§ **REQUIRED TASK**:
Could you output every line of the data entries below, unchanged and character for character?

§ **Data entries**:

· · · · · · ·

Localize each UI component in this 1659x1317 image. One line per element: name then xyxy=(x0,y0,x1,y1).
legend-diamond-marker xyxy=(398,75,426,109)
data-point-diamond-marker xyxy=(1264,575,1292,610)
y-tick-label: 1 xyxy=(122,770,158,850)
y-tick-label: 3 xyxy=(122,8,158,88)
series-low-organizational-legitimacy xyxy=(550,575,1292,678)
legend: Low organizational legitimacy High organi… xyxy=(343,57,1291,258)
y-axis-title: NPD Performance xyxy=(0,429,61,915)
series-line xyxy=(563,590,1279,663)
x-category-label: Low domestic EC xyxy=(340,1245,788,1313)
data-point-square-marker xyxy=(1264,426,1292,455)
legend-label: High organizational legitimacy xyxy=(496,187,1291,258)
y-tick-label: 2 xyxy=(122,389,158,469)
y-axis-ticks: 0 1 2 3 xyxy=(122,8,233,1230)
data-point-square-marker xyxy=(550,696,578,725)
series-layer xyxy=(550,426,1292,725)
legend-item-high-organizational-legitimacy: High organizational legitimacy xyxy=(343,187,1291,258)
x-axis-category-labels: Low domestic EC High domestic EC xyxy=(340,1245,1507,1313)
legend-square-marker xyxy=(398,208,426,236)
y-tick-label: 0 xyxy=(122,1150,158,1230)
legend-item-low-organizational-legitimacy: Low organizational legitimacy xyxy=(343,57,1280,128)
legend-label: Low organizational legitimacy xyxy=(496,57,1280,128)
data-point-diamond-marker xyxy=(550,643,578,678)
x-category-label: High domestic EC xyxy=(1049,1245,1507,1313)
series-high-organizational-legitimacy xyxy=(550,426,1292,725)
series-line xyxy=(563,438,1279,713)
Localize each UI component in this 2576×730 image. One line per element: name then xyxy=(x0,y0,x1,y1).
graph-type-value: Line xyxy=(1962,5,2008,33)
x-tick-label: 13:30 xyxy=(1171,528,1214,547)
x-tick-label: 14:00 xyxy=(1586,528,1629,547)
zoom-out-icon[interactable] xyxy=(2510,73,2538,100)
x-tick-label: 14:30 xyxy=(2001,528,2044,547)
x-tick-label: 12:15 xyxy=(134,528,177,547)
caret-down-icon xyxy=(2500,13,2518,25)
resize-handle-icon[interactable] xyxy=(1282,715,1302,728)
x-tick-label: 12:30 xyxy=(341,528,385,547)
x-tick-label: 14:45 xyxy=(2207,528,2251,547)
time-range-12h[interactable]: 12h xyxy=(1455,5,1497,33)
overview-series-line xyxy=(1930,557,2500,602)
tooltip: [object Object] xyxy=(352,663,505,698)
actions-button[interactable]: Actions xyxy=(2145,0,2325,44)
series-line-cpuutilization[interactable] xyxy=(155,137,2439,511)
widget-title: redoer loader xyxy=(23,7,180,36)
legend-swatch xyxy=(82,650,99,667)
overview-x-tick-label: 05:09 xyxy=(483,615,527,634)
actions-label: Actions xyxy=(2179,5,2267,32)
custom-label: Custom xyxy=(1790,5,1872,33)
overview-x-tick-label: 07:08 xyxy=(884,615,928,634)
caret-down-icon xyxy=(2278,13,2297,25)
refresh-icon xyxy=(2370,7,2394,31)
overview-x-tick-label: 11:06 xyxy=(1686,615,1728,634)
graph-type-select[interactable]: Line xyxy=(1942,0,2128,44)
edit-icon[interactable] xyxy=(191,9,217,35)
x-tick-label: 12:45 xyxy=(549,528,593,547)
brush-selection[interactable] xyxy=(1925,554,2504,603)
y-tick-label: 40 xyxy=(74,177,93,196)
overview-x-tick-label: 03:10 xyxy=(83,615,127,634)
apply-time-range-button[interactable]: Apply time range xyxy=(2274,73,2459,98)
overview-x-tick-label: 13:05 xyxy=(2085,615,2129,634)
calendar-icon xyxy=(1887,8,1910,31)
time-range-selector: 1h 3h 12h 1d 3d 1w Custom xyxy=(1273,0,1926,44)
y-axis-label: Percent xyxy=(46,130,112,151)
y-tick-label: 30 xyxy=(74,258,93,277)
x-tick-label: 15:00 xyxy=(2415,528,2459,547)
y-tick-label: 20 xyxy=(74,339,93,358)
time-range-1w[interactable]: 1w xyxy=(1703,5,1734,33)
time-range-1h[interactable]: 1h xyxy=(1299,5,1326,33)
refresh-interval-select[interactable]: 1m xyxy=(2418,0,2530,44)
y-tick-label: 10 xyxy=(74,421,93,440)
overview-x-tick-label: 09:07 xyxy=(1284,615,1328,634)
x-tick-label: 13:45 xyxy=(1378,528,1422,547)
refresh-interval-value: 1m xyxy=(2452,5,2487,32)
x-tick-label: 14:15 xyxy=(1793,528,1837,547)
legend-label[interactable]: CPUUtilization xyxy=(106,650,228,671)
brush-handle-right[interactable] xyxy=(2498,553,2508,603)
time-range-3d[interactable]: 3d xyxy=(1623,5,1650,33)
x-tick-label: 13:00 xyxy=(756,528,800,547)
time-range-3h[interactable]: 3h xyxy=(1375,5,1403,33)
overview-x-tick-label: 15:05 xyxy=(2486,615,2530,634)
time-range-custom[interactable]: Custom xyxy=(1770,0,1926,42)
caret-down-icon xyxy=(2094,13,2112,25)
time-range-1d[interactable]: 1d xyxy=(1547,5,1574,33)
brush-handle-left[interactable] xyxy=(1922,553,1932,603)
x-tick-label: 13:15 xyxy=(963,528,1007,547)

· · · · · · ·

§ **OUTPUT OF THE TASK**:
Localize each UI component in this 1659x1317 image. One line per element: name then xyxy=(x0,y0,x1,y1).
legend-diamond-marker xyxy=(398,75,426,109)
data-point-diamond-marker xyxy=(1264,575,1292,610)
y-tick-label: 1 xyxy=(122,770,158,850)
y-tick-label: 3 xyxy=(122,8,158,88)
series-low-organizational-legitimacy xyxy=(550,575,1292,678)
legend: Low organizational legitimacy High organi… xyxy=(343,57,1291,258)
y-axis-title: NPD Performance xyxy=(0,429,61,915)
series-line xyxy=(563,590,1279,663)
x-category-label: Low domestic EC xyxy=(340,1245,788,1313)
data-point-square-marker xyxy=(1264,426,1292,455)
legend-label: High organizational legitimacy xyxy=(496,187,1291,258)
y-tick-label: 2 xyxy=(122,389,158,469)
y-axis-ticks: 0 1 2 3 xyxy=(122,8,233,1230)
data-point-square-marker xyxy=(550,696,578,725)
series-layer xyxy=(550,426,1292,725)
legend-item-high-organizational-legitimacy: High organizational legitimacy xyxy=(343,187,1291,258)
x-axis-category-labels: Low domestic EC High domestic EC xyxy=(340,1245,1507,1313)
legend-square-marker xyxy=(398,208,426,236)
y-tick-label: 0 xyxy=(122,1150,158,1230)
legend-item-low-organizational-legitimacy: Low organizational legitimacy xyxy=(343,57,1280,128)
legend-label: Low organizational legitimacy xyxy=(496,57,1280,128)
data-point-diamond-marker xyxy=(550,643,578,678)
x-category-label: High domestic EC xyxy=(1049,1245,1507,1313)
series-high-organizational-legitimacy xyxy=(550,426,1292,725)
series-line xyxy=(563,438,1279,713)
Localize each UI component in this 2576×730 image. One line per element: name then xyxy=(x0,y0,x1,y1).
graph-type-value: Line xyxy=(1962,5,2008,33)
x-tick-label: 13:30 xyxy=(1171,528,1214,547)
x-tick-label: 14:00 xyxy=(1586,528,1629,547)
zoom-out-icon[interactable] xyxy=(2510,73,2538,100)
x-tick-label: 14:30 xyxy=(2001,528,2044,547)
x-tick-label: 12:15 xyxy=(134,528,177,547)
caret-down-icon xyxy=(2500,13,2518,25)
resize-handle-icon[interactable] xyxy=(1282,715,1302,728)
x-tick-label: 12:30 xyxy=(341,528,385,547)
x-tick-label: 14:45 xyxy=(2207,528,2251,547)
time-range-12h[interactable]: 12h xyxy=(1455,5,1497,33)
overview-series-line xyxy=(1930,557,2500,602)
tooltip: [object Object] xyxy=(352,663,505,698)
actions-button[interactable]: Actions xyxy=(2145,0,2325,44)
series-line-cpuutilization[interactable] xyxy=(155,137,2439,511)
widget-title: redoer loader xyxy=(23,7,180,36)
legend-swatch xyxy=(82,650,99,667)
overview-x-tick-label: 05:09 xyxy=(483,615,527,634)
actions-label: Actions xyxy=(2179,5,2267,32)
custom-label: Custom xyxy=(1790,5,1872,33)
overview-x-tick-label: 07:08 xyxy=(884,615,928,634)
caret-down-icon xyxy=(2278,13,2297,25)
refresh-icon xyxy=(2370,7,2394,31)
overview-x-tick-label: 11:06 xyxy=(1686,615,1728,634)
graph-type-select[interactable]: Line xyxy=(1942,0,2128,44)
edit-icon[interactable] xyxy=(191,9,217,35)
x-tick-label: 12:45 xyxy=(549,528,593,547)
brush-selection[interactable] xyxy=(1925,554,2504,603)
y-tick-label: 40 xyxy=(74,177,93,196)
overview-x-tick-label: 03:10 xyxy=(83,615,127,634)
apply-time-range-button[interactable]: Apply time range xyxy=(2274,73,2459,98)
overview-x-tick-label: 13:05 xyxy=(2085,615,2129,634)
calendar-icon xyxy=(1887,8,1910,31)
time-range-selector: 1h 3h 12h 1d 3d 1w Custom xyxy=(1273,0,1926,44)
y-axis-label: Percent xyxy=(46,130,112,151)
y-tick-label: 30 xyxy=(74,258,93,277)
x-tick-label: 15:00 xyxy=(2415,528,2459,547)
y-tick-label: 20 xyxy=(74,339,93,358)
time-range-1w[interactable]: 1w xyxy=(1703,5,1734,33)
time-range-1h[interactable]: 1h xyxy=(1299,5,1326,33)
refresh-interval-select[interactable]: 1m xyxy=(2418,0,2530,44)
y-tick-label: 10 xyxy=(74,421,93,440)
overview-x-tick-label: 09:07 xyxy=(1284,615,1328,634)
x-tick-label: 13:45 xyxy=(1378,528,1422,547)
refresh-interval-value: 1m xyxy=(2452,5,2487,32)
x-tick-label: 14:15 xyxy=(1793,528,1837,547)
legend-label[interactable]: CPUUtilization xyxy=(106,650,228,671)
brush-handle-right[interactable] xyxy=(2498,553,2508,603)
time-range-3d[interactable]: 3d xyxy=(1623,5,1650,33)
x-tick-label: 13:00 xyxy=(756,528,800,547)
time-range-3h[interactable]: 3h xyxy=(1375,5,1403,33)
overview-x-tick-label: 15:05 xyxy=(2486,615,2530,634)
time-range-custom[interactable]: Custom xyxy=(1770,0,1926,42)
caret-down-icon xyxy=(2094,13,2112,25)
time-range-1d[interactable]: 1d xyxy=(1547,5,1574,33)
brush-handle-left[interactable] xyxy=(1922,553,1932,603)
x-tick-label: 13:15 xyxy=(963,528,1007,547)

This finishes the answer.